Your task: Copy the material word for word, beginning at the line that contains "y-tick-label: 120 (14, 115, 36, 130)" and stopping after the line that contains "x-tick-label: 2007 (304, 264, 333, 279)".
--- START OF Extracted entries ---
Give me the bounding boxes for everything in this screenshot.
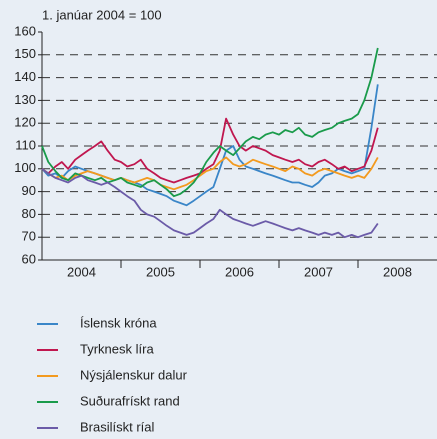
y-tick-label: 120 (14, 115, 36, 130)
chart-subtitle: 1. janúar 2004 = 100 (42, 7, 162, 22)
legend-label: Tyrknesk líra (80, 341, 154, 356)
y-tick-label: 110 (15, 137, 36, 152)
series-line (41, 117, 379, 184)
y-tick-label: 70 (22, 229, 36, 244)
y-tick-label: 100 (14, 160, 36, 175)
x-tick-label: 2008 (383, 264, 412, 279)
y-tick-label: 60 (22, 251, 36, 266)
y-tick-label: 80 (22, 206, 36, 221)
x-tick-label: 2004 (67, 264, 96, 279)
y-tick-label: 130 (14, 92, 36, 107)
legend-label: Suðurafrískt rand (80, 393, 180, 408)
x-tick-label: 2007 (304, 264, 333, 279)
series-line (41, 47, 379, 198)
y-tick-label: 150 (14, 46, 36, 61)
legend-label: Brasilískt ríal (80, 419, 155, 434)
series-line (41, 156, 379, 191)
y-tick-label: 160 (14, 23, 36, 38)
x-tick-label: 2006 (225, 264, 254, 279)
legend-label: Íslensk króna (80, 315, 157, 330)
x-tick-label: 2005 (146, 264, 175, 279)
series-line (41, 168, 379, 239)
y-tick-label: 90 (22, 183, 36, 198)
y-tick-label: 140 (14, 69, 36, 84)
legend-label: Nýsjálenskur dalur (80, 367, 188, 382)
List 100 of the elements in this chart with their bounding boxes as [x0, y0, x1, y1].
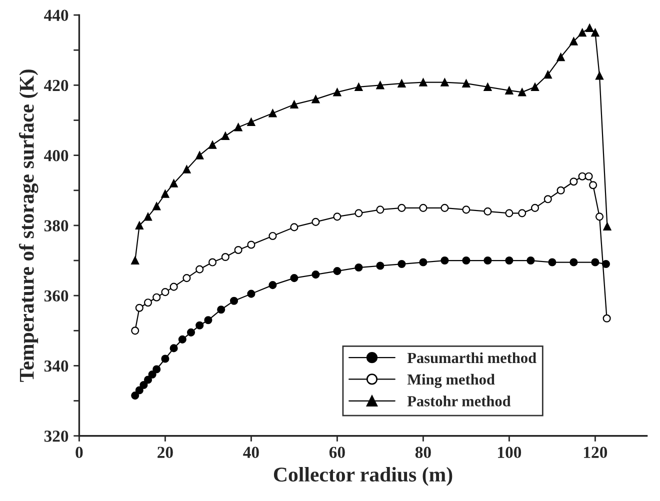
y-tick-label: 340	[44, 360, 68, 372]
x-axis-title: Collector radius (m)	[274, 466, 452, 486]
point	[595, 72, 604, 80]
point	[530, 82, 540, 91]
x-tick-label: 120	[584, 446, 608, 458]
point	[268, 281, 277, 290]
point	[221, 252, 230, 262]
point	[505, 256, 514, 265]
point	[161, 354, 170, 363]
x-tick-label: 40	[243, 446, 259, 458]
point	[178, 335, 186, 344]
y-tick-label: 400	[44, 150, 68, 162]
point	[290, 274, 298, 282]
point	[161, 288, 170, 296]
x-tick-label: 80	[415, 446, 431, 458]
point	[131, 256, 140, 265]
point	[440, 204, 449, 212]
point	[247, 240, 256, 249]
point	[208, 258, 217, 266]
point	[131, 392, 140, 400]
point	[570, 37, 578, 46]
point	[268, 232, 277, 240]
point	[333, 88, 342, 96]
legend-label: Pastohr method	[407, 396, 511, 406]
point	[518, 88, 526, 96]
point	[484, 256, 492, 265]
point	[140, 380, 148, 390]
point	[312, 270, 320, 279]
y-tick-label: 380	[44, 220, 68, 232]
y-tick-label: 440	[44, 10, 68, 21]
point	[161, 190, 170, 198]
point	[354, 264, 363, 272]
point	[544, 70, 552, 79]
point	[398, 204, 406, 212]
point	[196, 265, 204, 274]
point	[376, 81, 384, 90]
point	[152, 202, 161, 210]
point	[419, 258, 428, 266]
point	[376, 206, 384, 214]
y-axis-title: Temperature of storage surface (K)	[18, 70, 38, 382]
point	[170, 282, 178, 291]
y-tick-label: 360	[44, 290, 68, 302]
point	[484, 82, 492, 91]
point	[152, 365, 161, 374]
point	[462, 79, 470, 88]
point	[603, 222, 612, 231]
point	[398, 260, 406, 268]
point	[170, 179, 178, 188]
point	[135, 221, 144, 230]
point	[440, 256, 449, 265]
point	[556, 186, 565, 194]
point	[578, 172, 586, 180]
point	[505, 209, 514, 218]
point	[462, 206, 470, 214]
point	[505, 86, 514, 94]
point	[196, 321, 204, 330]
point	[234, 123, 242, 132]
point	[398, 79, 406, 88]
point	[170, 344, 178, 352]
point	[584, 172, 593, 180]
point	[221, 132, 230, 140]
point	[204, 316, 212, 324]
point	[247, 290, 256, 298]
point	[182, 165, 191, 174]
point	[589, 181, 598, 190]
x-tick-label: 100	[498, 446, 522, 458]
point	[135, 304, 144, 312]
point	[419, 204, 428, 212]
point	[570, 258, 578, 266]
point	[144, 212, 152, 221]
point	[354, 209, 363, 218]
point	[591, 258, 600, 266]
x-tick-label: 20	[158, 446, 173, 458]
point	[548, 258, 556, 266]
point	[354, 82, 363, 91]
point	[148, 370, 156, 379]
point	[144, 298, 152, 307]
point	[290, 223, 298, 232]
point	[333, 212, 342, 221]
point	[135, 386, 144, 394]
legend-label: Pasumarthi method	[407, 352, 536, 364]
point	[208, 140, 217, 149]
point	[440, 78, 449, 86]
point	[544, 195, 552, 204]
point	[268, 109, 277, 118]
point	[586, 24, 594, 32]
x-tick-label: 0	[76, 446, 83, 458]
point	[182, 274, 191, 282]
point	[526, 256, 535, 265]
point	[484, 207, 492, 216]
point	[462, 256, 470, 265]
point	[217, 306, 226, 314]
y-tick-label: 420	[44, 80, 68, 92]
point	[602, 314, 611, 322]
point	[312, 95, 320, 104]
point	[131, 326, 140, 335]
x-tick-label: 60	[329, 446, 345, 458]
point	[312, 218, 320, 226]
point	[376, 262, 384, 270]
point	[234, 246, 242, 254]
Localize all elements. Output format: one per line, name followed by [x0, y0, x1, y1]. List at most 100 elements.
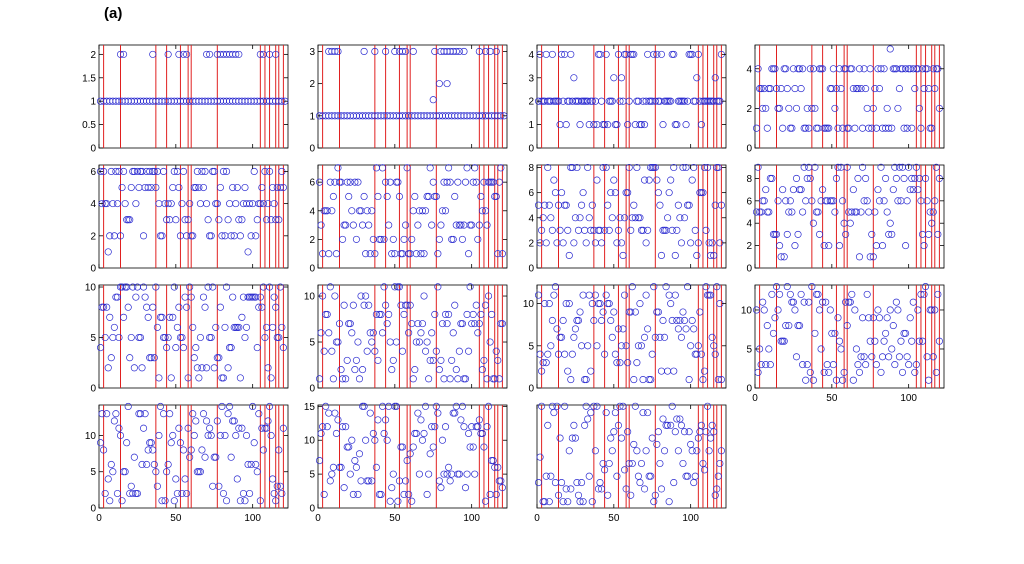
- data-point: [710, 342, 718, 350]
- data-point: [155, 374, 163, 382]
- data-point: [445, 310, 453, 318]
- data-point: [412, 250, 420, 258]
- data-point: [894, 306, 902, 314]
- data-point: [679, 163, 687, 172]
- data-point: [702, 428, 710, 436]
- data-point: [186, 283, 194, 291]
- data-point: [247, 460, 255, 469]
- data-point: [760, 197, 768, 205]
- data-point: [432, 192, 440, 201]
- data-point: [270, 293, 278, 301]
- data-point: [118, 283, 126, 291]
- data-point: [545, 201, 553, 209]
- axes-box: [536, 284, 727, 389]
- y-tick-label: 0: [309, 264, 315, 275]
- data-point: [568, 434, 576, 442]
- data-point: [667, 421, 675, 429]
- data-point: [215, 216, 223, 224]
- data-point: [406, 301, 414, 309]
- data-point: [842, 230, 850, 238]
- data-point: [829, 361, 837, 369]
- data-point: [428, 423, 436, 431]
- data-point: [133, 167, 141, 175]
- data-point: [452, 366, 460, 374]
- data-point: [342, 375, 350, 383]
- y-tick-label: 5: [90, 467, 96, 478]
- data-point: [351, 366, 359, 374]
- data-point: [325, 329, 333, 337]
- data-point: [587, 367, 595, 375]
- data-point: [842, 298, 850, 306]
- data-point: [189, 232, 197, 240]
- data-point: [918, 65, 927, 73]
- data-point: [382, 178, 390, 186]
- data-point: [911, 368, 919, 376]
- data-point: [610, 308, 618, 316]
- data-point: [568, 350, 576, 358]
- data-point: [334, 338, 342, 346]
- data-point: [917, 124, 925, 132]
- data-point: [360, 192, 368, 201]
- data-point: [809, 376, 817, 384]
- data-point: [806, 368, 814, 376]
- data-point: [895, 353, 903, 361]
- data-point: [634, 97, 642, 105]
- data-point: [334, 416, 342, 424]
- data-point: [143, 460, 151, 469]
- data-point: [680, 428, 689, 436]
- data-point: [469, 310, 477, 318]
- data-point: [218, 232, 226, 240]
- y-tick-label: 6: [746, 196, 752, 207]
- data-point: [627, 226, 635, 234]
- data-point: [425, 470, 433, 478]
- data-point: [843, 322, 851, 330]
- data-point: [428, 329, 436, 337]
- data-point: [369, 429, 377, 438]
- data-point: [774, 197, 782, 205]
- data-point: [707, 291, 715, 299]
- y-tick-label: 6: [90, 167, 96, 178]
- data-point: [153, 482, 161, 490]
- data-point: [834, 314, 842, 322]
- y-tick-label: 10: [304, 436, 316, 447]
- data-point: [585, 214, 593, 222]
- data-point: [783, 85, 791, 93]
- axes-box: [98, 284, 289, 389]
- data-point: [871, 208, 879, 216]
- data-point: [550, 291, 558, 299]
- data-point: [799, 208, 807, 216]
- data-point: [869, 104, 877, 112]
- data-point: [409, 375, 417, 383]
- data-point: [875, 197, 884, 205]
- data-point: [199, 293, 208, 301]
- data-point: [820, 368, 828, 376]
- data-point: [559, 316, 567, 325]
- data-point: [158, 313, 166, 321]
- data-point: [673, 121, 681, 129]
- data-point: [547, 472, 555, 480]
- data-point: [687, 239, 695, 247]
- data-point: [253, 344, 261, 352]
- data-point: [164, 333, 172, 342]
- y-tick-label: 0: [528, 384, 534, 395]
- data-point: [677, 421, 685, 429]
- data-point: [198, 167, 206, 175]
- data-point: [680, 214, 689, 222]
- data-point: [693, 74, 701, 82]
- data-point: [118, 497, 126, 505]
- data-point: [190, 431, 198, 440]
- data-point: [152, 183, 160, 192]
- data-point: [491, 375, 499, 383]
- data-point: [340, 484, 348, 492]
- subplot-8: 0 2 4 6 8: [746, 163, 945, 275]
- data-point: [863, 290, 871, 298]
- data-point: [100, 303, 108, 311]
- data-point: [822, 298, 830, 306]
- data-point: [548, 316, 556, 325]
- data-point: [806, 65, 814, 73]
- data-point: [590, 316, 598, 325]
- data-point: [209, 283, 217, 291]
- data-point: [394, 497, 402, 505]
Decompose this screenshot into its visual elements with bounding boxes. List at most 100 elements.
--- END OF Extracted entries ---
Response to the task:
y-tick-label: 120 (14, 115, 36, 130)
chart-subtitle: 1. janúar 2004 = 100 (42, 7, 162, 22)
legend-label: Tyrknesk líra (80, 341, 154, 356)
y-tick-label: 110 (15, 137, 36, 152)
series-line (41, 117, 379, 184)
y-tick-label: 70 (22, 229, 36, 244)
y-tick-label: 100 (14, 160, 36, 175)
x-tick-label: 2008 (383, 264, 412, 279)
y-tick-label: 60 (22, 251, 36, 266)
y-tick-label: 80 (22, 206, 36, 221)
x-tick-label: 2004 (67, 264, 96, 279)
y-tick-label: 130 (14, 92, 36, 107)
legend-label: Suðurafrískt rand (80, 393, 180, 408)
x-tick-label: 2007 (304, 264, 333, 279)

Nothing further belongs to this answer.